▸ SET PROBLEM
Among the entries, which lines carry the string "Optical"? Copy each of them.

[Extracted records]
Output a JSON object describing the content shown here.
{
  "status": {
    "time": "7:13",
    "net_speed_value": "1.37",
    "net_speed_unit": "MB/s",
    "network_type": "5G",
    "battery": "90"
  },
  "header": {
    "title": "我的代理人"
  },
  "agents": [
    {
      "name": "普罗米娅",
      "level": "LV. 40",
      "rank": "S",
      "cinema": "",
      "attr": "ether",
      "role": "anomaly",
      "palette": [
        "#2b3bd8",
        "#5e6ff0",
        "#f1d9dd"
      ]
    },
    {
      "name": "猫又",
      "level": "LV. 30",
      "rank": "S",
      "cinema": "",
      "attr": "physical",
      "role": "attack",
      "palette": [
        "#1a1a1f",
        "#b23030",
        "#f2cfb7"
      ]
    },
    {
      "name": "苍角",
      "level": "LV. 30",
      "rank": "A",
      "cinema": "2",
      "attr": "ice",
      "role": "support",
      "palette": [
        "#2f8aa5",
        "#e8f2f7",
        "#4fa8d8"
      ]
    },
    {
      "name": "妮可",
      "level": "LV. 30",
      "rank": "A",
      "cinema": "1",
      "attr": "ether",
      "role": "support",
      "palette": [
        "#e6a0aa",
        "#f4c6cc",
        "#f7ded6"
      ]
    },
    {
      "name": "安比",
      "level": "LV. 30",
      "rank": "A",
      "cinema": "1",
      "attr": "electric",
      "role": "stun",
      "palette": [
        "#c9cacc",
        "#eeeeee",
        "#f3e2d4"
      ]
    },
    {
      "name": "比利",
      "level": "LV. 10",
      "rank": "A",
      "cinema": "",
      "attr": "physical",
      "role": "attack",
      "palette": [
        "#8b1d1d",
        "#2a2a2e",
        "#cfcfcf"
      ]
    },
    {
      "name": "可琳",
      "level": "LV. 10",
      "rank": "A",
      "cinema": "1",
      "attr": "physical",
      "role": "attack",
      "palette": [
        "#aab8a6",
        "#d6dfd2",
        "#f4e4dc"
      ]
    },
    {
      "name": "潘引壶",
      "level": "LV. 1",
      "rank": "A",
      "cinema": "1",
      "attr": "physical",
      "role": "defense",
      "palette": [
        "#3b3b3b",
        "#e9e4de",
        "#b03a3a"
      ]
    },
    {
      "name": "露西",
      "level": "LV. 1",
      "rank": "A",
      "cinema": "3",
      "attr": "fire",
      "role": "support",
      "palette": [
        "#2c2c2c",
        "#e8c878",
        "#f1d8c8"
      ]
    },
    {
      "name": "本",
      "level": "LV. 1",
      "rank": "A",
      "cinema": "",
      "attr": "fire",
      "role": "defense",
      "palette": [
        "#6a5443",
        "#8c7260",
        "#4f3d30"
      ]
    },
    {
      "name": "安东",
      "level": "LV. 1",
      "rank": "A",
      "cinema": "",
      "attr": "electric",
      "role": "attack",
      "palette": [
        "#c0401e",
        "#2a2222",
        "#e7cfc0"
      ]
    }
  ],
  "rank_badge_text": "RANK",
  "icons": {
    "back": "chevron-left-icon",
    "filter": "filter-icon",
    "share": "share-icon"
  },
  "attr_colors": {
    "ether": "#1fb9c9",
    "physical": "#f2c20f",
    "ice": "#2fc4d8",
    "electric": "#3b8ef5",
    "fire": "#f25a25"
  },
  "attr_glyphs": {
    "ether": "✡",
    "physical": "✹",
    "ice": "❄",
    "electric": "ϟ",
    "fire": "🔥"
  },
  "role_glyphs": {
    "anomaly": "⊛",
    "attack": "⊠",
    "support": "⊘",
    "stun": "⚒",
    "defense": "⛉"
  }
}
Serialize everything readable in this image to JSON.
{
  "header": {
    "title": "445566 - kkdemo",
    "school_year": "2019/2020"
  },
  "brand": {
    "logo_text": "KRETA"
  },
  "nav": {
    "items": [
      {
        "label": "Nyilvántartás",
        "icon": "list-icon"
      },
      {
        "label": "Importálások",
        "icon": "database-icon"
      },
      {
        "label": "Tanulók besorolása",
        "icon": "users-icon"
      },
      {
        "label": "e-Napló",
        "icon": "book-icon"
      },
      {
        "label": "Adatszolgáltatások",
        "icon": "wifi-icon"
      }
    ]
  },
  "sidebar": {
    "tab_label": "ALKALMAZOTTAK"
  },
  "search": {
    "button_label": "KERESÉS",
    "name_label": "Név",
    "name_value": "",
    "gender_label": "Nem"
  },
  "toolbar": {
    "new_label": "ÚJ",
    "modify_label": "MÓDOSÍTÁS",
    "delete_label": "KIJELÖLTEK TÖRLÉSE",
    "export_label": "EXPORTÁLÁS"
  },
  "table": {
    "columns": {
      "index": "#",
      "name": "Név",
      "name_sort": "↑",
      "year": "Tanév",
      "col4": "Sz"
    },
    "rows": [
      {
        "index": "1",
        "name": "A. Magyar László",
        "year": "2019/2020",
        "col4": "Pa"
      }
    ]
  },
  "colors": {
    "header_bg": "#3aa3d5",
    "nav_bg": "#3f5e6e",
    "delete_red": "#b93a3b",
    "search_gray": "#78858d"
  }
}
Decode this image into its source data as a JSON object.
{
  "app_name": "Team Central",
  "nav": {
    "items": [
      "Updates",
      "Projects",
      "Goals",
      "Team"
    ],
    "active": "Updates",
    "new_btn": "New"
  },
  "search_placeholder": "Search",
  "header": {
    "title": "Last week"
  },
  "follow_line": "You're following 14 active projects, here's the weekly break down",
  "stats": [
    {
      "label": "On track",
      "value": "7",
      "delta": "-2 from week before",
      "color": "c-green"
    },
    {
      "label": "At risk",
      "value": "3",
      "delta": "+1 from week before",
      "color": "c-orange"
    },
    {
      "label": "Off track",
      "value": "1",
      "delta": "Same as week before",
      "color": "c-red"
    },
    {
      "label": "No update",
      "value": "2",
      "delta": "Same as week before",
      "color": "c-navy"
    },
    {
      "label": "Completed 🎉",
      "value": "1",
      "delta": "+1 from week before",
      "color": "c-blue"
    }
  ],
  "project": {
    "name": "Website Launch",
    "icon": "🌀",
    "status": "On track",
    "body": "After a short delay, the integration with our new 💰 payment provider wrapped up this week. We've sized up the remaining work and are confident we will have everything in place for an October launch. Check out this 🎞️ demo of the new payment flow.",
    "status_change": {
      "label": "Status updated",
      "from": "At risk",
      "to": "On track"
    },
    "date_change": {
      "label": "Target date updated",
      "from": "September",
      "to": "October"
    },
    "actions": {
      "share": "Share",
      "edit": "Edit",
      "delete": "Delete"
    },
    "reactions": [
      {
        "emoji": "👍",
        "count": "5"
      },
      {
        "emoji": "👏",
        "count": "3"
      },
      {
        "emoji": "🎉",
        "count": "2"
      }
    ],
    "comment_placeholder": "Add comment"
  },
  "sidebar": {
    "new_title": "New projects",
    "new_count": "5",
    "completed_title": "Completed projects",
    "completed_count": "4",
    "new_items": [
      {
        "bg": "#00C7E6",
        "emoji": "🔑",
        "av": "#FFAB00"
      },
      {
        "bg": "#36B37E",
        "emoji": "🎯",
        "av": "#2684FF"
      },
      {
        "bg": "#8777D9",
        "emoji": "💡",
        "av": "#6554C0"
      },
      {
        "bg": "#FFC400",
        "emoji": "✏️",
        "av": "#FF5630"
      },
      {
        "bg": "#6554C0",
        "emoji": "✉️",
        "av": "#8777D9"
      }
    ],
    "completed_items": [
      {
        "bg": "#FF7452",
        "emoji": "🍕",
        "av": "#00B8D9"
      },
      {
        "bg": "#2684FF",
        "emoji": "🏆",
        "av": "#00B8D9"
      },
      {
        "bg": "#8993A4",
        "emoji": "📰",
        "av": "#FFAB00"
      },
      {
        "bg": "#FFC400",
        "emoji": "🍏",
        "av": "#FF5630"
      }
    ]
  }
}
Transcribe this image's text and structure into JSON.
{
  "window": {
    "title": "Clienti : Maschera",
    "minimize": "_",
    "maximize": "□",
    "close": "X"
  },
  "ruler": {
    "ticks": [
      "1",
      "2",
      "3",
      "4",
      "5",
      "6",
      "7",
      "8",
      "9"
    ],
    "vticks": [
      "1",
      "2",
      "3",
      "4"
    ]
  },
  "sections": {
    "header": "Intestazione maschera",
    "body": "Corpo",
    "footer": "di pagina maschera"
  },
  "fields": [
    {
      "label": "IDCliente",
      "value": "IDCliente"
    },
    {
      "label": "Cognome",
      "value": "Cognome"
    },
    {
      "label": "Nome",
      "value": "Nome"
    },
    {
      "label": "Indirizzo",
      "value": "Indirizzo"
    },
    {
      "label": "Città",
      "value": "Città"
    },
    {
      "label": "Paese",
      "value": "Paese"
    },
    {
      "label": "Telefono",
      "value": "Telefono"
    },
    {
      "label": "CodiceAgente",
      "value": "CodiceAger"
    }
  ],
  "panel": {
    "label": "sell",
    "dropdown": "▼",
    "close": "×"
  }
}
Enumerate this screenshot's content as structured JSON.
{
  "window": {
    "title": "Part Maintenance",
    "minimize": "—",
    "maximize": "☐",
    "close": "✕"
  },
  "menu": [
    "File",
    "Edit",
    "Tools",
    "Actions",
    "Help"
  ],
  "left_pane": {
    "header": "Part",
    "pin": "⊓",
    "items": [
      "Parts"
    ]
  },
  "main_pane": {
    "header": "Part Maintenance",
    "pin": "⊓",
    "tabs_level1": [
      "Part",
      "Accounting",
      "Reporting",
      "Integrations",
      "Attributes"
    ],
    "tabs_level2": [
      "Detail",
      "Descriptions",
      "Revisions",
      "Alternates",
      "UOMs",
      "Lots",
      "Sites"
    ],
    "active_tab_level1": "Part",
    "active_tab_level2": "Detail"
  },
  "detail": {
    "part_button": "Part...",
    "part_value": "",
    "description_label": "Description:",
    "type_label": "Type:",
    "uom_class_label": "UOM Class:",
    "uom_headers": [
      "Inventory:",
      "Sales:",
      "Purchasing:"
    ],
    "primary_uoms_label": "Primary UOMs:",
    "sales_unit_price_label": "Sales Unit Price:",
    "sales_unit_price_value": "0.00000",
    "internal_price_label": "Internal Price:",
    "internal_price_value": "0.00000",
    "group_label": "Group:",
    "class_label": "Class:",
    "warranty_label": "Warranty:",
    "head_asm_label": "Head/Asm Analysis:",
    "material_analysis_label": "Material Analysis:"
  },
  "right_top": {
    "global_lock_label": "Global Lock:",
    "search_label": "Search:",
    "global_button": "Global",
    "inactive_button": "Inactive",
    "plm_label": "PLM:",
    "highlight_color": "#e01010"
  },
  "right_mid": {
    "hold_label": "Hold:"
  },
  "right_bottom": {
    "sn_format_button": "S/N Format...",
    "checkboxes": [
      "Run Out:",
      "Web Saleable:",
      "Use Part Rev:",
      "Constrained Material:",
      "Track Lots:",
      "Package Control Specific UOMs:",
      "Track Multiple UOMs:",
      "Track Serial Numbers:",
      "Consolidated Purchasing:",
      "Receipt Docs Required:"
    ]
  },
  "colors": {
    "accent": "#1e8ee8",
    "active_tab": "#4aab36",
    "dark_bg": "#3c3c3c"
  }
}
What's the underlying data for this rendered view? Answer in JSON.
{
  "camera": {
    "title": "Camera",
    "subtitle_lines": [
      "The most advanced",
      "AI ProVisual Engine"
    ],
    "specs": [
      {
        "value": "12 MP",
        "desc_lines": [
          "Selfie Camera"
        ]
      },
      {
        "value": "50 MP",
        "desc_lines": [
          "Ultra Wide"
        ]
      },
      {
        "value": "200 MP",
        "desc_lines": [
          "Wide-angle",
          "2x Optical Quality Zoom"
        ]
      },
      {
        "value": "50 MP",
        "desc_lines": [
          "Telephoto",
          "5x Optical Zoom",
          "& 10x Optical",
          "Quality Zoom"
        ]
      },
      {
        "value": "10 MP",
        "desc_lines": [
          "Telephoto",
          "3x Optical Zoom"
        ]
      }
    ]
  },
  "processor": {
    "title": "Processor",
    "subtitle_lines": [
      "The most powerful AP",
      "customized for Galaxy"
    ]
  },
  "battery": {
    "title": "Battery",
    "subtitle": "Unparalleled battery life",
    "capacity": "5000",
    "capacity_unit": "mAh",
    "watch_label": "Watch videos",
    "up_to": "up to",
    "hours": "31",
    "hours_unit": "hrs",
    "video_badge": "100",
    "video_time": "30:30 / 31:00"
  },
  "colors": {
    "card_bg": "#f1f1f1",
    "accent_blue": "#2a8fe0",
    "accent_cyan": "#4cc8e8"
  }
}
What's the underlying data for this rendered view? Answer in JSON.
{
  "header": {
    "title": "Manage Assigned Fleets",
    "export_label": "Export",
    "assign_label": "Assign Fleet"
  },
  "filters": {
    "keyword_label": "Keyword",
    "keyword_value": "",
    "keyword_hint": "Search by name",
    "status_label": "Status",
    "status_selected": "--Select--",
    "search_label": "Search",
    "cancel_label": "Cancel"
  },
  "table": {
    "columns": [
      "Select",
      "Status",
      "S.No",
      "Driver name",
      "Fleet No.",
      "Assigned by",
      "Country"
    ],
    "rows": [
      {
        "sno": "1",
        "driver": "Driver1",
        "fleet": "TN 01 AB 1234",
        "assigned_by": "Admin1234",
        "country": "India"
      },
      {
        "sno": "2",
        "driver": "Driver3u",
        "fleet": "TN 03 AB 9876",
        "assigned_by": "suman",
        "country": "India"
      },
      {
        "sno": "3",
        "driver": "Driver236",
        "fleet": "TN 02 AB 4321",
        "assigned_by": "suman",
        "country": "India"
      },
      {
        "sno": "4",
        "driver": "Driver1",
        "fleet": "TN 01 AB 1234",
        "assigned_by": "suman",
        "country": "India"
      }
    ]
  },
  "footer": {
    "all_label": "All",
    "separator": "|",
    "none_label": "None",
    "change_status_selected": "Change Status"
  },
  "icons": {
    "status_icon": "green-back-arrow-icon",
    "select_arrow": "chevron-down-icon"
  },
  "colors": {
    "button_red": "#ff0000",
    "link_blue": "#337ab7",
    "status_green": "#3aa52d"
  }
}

▸ TASK ANSWER
          "2x Optical Quality Zoom"
          "5x Optical Zoom",
          "& 10x Optical",
          "3x Optical Zoom"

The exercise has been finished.